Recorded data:
※ ※ ※

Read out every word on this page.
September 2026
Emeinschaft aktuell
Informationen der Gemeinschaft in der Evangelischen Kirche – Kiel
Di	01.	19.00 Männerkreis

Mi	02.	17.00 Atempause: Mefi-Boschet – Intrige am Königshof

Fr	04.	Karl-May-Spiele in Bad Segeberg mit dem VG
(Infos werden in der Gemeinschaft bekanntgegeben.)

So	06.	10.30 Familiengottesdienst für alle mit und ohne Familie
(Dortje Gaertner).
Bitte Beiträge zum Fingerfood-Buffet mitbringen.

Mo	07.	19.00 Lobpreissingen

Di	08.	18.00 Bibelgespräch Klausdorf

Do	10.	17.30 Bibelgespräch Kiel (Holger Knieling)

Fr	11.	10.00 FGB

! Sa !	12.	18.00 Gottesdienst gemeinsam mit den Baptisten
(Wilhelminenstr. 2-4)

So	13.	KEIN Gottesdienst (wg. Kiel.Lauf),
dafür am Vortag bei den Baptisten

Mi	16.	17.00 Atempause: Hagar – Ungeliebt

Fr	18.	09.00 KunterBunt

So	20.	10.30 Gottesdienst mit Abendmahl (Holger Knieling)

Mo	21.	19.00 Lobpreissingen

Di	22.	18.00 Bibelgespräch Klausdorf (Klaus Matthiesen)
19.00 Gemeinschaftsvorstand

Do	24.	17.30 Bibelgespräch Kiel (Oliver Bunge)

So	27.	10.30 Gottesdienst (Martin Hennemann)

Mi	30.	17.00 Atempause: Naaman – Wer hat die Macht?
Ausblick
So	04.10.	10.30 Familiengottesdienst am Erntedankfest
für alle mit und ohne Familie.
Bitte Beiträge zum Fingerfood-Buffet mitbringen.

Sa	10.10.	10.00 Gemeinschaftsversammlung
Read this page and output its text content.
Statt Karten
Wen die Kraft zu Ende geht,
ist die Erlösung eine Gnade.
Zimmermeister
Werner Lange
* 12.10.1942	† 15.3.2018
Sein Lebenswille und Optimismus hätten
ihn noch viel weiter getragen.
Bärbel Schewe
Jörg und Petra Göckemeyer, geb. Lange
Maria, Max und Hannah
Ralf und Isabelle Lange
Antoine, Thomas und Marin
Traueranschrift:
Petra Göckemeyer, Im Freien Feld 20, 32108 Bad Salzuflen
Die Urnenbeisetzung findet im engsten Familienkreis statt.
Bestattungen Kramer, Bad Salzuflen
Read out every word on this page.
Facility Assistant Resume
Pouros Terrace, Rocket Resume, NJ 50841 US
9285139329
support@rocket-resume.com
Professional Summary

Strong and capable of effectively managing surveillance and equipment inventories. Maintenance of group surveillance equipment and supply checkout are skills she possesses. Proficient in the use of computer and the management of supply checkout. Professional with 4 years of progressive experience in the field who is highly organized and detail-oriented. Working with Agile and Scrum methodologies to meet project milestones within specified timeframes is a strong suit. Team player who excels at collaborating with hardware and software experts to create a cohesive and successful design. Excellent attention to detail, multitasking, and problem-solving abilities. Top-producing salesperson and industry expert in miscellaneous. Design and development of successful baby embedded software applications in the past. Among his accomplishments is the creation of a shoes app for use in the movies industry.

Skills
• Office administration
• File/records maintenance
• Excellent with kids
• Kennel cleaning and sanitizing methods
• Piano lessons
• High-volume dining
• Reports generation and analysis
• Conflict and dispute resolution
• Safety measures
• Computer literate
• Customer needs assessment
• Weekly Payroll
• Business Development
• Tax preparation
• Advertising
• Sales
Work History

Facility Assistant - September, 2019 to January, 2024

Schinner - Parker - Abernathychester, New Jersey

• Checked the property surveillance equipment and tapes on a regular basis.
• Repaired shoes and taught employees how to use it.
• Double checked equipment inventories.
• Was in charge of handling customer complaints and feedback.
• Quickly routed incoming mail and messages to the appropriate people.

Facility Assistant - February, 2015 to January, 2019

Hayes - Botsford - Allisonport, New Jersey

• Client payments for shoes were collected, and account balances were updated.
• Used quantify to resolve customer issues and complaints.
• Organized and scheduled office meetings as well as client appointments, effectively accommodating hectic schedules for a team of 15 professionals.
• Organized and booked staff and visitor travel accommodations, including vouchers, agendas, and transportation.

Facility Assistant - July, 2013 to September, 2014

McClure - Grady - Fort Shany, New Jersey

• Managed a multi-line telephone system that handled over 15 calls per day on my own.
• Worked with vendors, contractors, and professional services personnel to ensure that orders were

※ ※ ※

• AIM OF THE TASK: Select every line of the material above holding the word "Baptisten" and copy it.

• TASK RESPONSE:
! Sa !	12.	18.00 Gottesdienst gemeinsam mit den Baptisten
dafür am Vortag bei den Baptisten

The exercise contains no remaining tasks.